• Goal: For the listing below, give the count of lines containing the string "tampon" and nothing else.

◆ ◆ ◆

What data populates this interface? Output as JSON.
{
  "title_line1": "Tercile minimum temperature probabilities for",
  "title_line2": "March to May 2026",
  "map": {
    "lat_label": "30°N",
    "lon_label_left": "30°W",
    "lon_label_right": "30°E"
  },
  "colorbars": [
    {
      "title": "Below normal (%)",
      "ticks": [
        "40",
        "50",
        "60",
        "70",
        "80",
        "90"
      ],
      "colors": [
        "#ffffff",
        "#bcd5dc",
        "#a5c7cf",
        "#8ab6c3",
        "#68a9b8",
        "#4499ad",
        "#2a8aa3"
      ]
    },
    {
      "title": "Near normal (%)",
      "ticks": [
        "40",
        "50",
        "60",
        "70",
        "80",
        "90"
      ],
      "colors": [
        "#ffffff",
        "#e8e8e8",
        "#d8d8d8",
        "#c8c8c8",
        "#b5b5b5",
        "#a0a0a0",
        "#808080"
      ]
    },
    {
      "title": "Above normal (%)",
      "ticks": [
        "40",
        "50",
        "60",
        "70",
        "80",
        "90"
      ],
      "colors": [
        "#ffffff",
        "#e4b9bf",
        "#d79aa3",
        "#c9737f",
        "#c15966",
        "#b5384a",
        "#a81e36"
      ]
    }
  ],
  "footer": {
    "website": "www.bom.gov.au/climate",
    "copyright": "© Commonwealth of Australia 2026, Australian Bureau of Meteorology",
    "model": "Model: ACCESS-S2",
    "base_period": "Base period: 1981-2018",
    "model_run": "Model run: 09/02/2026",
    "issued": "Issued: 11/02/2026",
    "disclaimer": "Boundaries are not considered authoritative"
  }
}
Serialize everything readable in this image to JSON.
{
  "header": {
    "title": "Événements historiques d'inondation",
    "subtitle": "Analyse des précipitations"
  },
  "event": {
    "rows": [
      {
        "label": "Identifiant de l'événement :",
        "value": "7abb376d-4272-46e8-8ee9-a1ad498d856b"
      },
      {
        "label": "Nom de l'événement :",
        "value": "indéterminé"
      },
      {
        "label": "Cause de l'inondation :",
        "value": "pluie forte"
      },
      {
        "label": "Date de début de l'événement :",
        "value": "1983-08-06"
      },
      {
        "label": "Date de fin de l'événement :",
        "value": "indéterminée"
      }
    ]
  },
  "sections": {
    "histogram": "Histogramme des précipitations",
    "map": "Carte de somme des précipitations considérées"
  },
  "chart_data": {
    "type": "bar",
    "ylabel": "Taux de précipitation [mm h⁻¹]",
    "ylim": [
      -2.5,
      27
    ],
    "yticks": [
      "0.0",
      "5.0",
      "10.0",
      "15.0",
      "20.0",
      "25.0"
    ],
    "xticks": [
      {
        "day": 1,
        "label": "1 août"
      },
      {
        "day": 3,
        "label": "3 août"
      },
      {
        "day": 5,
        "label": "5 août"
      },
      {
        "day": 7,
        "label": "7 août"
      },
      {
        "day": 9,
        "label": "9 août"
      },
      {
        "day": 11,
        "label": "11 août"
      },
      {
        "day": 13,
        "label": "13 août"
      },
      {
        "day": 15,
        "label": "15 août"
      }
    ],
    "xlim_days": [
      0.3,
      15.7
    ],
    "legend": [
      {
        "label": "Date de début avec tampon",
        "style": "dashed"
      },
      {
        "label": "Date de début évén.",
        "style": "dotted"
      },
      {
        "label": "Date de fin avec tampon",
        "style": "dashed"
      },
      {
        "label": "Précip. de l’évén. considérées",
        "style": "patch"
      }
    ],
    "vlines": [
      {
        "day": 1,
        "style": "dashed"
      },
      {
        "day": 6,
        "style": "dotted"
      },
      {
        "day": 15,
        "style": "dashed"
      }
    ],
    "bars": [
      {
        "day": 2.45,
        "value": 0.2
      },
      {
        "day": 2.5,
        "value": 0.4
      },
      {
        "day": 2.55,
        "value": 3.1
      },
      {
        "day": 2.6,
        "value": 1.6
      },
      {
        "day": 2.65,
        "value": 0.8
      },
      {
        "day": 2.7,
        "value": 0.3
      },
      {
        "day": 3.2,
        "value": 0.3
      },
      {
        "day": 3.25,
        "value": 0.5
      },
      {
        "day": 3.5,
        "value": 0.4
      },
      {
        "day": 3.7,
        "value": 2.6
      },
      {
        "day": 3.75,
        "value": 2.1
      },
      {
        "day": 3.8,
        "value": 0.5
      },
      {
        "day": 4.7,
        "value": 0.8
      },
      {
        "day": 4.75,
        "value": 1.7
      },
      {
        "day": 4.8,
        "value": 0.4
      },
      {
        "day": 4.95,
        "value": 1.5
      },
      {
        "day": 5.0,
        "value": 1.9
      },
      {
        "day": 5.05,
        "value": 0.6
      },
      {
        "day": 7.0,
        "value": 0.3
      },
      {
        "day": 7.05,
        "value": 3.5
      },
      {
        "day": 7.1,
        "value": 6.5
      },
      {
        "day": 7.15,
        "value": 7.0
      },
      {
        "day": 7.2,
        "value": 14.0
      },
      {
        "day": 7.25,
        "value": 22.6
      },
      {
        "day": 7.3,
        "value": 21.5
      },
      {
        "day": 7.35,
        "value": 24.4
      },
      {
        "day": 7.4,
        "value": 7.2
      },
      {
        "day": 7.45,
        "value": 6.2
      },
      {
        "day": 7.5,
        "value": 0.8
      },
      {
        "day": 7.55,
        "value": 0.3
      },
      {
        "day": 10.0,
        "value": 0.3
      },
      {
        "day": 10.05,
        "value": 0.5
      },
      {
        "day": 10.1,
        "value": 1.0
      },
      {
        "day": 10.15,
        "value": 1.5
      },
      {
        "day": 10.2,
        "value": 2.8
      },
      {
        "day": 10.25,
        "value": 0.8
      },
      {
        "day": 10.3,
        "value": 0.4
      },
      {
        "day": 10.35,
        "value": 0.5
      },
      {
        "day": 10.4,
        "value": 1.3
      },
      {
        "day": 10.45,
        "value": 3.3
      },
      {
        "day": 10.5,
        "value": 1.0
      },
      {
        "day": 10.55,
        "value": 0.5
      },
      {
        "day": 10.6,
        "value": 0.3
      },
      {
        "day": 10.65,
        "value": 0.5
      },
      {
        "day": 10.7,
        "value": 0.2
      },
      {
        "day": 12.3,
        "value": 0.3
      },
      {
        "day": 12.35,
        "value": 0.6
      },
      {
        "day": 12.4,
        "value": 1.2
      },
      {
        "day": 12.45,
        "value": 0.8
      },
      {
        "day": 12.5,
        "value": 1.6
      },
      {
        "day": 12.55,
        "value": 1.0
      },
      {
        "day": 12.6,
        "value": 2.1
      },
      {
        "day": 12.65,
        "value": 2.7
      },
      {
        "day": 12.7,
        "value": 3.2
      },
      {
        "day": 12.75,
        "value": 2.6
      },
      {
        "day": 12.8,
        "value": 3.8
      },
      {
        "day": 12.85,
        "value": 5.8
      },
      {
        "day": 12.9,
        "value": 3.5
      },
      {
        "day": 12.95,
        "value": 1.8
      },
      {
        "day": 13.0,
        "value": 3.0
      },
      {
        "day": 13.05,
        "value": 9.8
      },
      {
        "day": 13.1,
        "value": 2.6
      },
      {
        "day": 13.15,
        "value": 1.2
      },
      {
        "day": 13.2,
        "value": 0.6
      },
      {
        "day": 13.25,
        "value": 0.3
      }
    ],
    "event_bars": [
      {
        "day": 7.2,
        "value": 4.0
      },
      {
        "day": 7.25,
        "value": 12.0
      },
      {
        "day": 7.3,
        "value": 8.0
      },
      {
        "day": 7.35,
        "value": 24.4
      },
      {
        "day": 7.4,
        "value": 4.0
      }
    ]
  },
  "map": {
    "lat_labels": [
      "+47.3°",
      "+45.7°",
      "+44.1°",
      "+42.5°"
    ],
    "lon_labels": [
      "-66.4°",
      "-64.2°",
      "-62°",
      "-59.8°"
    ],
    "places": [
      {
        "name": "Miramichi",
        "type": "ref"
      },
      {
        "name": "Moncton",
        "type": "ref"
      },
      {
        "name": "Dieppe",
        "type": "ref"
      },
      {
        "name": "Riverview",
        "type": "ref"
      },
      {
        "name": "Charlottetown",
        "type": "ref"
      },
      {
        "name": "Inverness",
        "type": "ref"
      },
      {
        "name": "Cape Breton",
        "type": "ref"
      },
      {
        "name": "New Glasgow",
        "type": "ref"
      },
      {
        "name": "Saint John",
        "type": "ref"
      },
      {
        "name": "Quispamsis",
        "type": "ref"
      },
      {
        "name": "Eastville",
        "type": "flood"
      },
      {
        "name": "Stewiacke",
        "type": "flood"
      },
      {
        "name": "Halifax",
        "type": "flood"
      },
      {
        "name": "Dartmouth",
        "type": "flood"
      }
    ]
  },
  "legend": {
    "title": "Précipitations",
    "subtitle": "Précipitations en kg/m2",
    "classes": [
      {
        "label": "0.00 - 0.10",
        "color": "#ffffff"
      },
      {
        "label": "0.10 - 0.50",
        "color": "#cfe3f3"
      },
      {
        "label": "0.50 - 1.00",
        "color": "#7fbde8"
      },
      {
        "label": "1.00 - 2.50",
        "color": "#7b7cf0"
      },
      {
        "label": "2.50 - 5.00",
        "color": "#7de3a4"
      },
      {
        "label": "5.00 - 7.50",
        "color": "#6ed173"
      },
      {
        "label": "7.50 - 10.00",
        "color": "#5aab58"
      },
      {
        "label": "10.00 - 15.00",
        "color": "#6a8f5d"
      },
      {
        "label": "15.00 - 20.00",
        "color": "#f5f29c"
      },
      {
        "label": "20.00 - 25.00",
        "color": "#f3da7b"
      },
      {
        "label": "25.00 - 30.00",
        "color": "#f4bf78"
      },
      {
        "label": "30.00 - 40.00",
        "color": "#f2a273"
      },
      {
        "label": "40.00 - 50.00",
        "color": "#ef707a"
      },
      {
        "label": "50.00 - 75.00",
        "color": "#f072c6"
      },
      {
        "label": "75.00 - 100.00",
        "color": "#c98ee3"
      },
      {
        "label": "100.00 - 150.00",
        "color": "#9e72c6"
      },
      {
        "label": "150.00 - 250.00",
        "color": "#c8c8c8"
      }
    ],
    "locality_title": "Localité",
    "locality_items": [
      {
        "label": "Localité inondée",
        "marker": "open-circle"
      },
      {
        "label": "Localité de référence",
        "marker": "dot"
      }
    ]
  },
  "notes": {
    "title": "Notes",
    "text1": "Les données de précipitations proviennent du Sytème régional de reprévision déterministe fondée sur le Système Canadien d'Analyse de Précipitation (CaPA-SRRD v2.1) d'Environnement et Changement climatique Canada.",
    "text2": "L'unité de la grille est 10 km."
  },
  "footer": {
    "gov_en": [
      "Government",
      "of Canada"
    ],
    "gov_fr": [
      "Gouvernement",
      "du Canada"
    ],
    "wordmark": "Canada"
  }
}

◆ ◆ ◆

• Solution to this problem: 2